-- Start Data for the task --

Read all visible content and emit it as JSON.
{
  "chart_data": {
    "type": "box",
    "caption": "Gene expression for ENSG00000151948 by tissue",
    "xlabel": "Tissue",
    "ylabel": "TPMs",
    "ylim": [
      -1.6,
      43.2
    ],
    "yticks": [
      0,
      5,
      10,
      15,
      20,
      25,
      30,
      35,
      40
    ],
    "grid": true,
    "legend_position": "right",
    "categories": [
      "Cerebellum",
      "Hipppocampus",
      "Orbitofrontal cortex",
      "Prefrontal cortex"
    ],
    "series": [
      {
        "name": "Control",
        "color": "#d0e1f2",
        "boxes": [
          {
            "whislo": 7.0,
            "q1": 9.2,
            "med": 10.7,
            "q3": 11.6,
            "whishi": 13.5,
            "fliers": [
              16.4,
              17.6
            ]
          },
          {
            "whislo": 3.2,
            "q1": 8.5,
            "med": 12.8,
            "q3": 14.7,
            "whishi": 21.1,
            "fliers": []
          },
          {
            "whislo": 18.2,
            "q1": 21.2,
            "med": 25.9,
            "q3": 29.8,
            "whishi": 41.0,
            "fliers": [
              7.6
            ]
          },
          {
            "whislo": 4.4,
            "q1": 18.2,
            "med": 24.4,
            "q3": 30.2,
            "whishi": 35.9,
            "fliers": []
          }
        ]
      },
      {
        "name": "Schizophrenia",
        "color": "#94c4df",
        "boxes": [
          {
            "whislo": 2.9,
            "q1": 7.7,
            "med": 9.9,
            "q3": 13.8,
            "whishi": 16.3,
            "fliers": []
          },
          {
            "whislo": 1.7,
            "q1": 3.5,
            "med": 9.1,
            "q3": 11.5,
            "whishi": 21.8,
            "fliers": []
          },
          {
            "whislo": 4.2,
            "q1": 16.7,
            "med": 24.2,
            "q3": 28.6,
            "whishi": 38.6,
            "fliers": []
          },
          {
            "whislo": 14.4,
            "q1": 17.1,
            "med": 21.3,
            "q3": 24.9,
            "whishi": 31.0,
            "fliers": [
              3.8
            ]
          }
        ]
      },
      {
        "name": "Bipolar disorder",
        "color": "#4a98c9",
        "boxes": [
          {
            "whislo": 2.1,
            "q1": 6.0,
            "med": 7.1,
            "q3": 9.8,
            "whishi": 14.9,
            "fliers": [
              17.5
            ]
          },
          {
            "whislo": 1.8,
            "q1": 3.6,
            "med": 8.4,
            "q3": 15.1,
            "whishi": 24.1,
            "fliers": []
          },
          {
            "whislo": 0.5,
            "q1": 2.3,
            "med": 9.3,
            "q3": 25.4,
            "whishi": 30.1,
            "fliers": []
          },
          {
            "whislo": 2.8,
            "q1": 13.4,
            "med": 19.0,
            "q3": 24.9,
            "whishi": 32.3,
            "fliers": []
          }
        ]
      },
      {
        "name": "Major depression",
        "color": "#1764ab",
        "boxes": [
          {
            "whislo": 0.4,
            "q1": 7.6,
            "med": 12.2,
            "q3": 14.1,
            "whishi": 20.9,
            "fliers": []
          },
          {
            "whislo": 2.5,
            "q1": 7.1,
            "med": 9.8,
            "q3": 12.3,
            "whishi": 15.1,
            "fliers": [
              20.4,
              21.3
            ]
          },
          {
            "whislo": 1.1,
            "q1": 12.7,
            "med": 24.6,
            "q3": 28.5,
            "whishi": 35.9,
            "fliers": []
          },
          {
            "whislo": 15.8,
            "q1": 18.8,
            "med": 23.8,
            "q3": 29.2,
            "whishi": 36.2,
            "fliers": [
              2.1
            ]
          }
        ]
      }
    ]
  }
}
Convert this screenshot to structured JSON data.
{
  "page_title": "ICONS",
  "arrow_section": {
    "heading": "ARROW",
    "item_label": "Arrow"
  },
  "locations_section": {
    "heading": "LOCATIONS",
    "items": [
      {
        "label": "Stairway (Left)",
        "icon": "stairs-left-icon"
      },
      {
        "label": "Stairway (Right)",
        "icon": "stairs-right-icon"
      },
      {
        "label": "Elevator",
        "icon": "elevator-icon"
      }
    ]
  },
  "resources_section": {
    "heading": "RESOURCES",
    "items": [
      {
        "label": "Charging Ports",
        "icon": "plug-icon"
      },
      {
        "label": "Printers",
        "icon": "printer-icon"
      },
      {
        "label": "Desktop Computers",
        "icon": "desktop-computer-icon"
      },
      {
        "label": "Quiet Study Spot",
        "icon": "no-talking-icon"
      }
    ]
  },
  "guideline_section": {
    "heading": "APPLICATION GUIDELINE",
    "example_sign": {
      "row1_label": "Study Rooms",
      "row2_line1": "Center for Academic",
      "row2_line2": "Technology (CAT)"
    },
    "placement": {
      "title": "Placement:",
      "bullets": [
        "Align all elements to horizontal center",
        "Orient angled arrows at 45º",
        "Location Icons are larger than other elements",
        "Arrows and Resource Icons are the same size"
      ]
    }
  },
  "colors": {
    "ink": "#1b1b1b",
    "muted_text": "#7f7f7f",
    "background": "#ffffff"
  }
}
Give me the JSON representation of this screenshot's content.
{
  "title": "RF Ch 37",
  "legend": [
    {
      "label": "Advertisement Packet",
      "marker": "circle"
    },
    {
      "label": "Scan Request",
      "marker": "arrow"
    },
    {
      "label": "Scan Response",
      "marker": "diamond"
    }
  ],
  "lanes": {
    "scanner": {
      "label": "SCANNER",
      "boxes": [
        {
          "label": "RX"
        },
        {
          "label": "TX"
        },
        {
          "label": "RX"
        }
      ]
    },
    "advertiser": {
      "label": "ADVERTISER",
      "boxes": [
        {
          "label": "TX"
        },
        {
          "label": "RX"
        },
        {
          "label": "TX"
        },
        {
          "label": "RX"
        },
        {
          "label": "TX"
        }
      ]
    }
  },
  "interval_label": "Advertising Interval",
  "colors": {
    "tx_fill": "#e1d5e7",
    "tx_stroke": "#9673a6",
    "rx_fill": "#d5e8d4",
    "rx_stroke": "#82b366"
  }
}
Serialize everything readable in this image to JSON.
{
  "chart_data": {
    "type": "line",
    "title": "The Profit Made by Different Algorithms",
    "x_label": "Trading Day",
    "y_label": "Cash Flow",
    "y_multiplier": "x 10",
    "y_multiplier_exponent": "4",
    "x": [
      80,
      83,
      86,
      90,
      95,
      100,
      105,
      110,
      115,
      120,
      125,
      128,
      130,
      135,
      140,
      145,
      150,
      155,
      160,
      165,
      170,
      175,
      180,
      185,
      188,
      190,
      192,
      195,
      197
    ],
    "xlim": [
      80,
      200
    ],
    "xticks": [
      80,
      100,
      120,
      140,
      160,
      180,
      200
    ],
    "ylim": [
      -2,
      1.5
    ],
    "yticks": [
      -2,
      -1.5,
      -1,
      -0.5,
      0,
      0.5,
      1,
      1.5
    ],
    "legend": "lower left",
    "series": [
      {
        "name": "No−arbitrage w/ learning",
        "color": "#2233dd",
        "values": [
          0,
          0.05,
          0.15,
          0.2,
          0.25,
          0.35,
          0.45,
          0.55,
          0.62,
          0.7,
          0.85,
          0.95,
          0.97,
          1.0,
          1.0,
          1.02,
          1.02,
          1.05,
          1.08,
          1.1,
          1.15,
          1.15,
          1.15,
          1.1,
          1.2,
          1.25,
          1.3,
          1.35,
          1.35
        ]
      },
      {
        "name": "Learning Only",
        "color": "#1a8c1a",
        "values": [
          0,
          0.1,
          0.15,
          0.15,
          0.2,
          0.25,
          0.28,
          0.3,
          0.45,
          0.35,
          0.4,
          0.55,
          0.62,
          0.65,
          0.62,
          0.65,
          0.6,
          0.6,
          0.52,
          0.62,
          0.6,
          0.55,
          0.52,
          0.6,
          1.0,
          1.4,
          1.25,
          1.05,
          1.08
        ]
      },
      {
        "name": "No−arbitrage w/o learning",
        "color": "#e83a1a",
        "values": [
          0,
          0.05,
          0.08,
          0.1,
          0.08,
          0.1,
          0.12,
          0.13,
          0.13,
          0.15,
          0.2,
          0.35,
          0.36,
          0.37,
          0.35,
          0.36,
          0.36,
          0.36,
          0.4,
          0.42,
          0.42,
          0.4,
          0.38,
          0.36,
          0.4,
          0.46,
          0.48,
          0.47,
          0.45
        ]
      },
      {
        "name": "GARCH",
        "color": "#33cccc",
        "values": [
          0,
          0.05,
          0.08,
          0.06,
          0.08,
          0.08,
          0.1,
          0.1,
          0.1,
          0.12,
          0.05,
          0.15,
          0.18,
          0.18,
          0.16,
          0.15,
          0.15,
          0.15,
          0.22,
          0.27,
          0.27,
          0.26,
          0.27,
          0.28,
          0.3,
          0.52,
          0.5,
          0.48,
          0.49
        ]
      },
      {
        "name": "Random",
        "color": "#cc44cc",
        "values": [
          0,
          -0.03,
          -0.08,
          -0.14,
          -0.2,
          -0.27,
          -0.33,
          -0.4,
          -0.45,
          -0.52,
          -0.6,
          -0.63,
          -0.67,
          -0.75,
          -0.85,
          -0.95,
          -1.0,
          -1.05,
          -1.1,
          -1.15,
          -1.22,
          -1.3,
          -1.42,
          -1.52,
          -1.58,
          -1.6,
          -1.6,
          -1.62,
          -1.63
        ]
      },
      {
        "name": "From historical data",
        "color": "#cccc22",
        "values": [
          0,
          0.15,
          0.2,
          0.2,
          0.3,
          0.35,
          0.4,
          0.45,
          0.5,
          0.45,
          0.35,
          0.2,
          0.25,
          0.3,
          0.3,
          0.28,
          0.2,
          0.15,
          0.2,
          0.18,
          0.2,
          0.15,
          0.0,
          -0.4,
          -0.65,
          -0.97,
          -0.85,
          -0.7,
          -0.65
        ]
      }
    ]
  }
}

-- End Data for the task --

Report how many lines include the word "cortex". Give nothing but the number.

2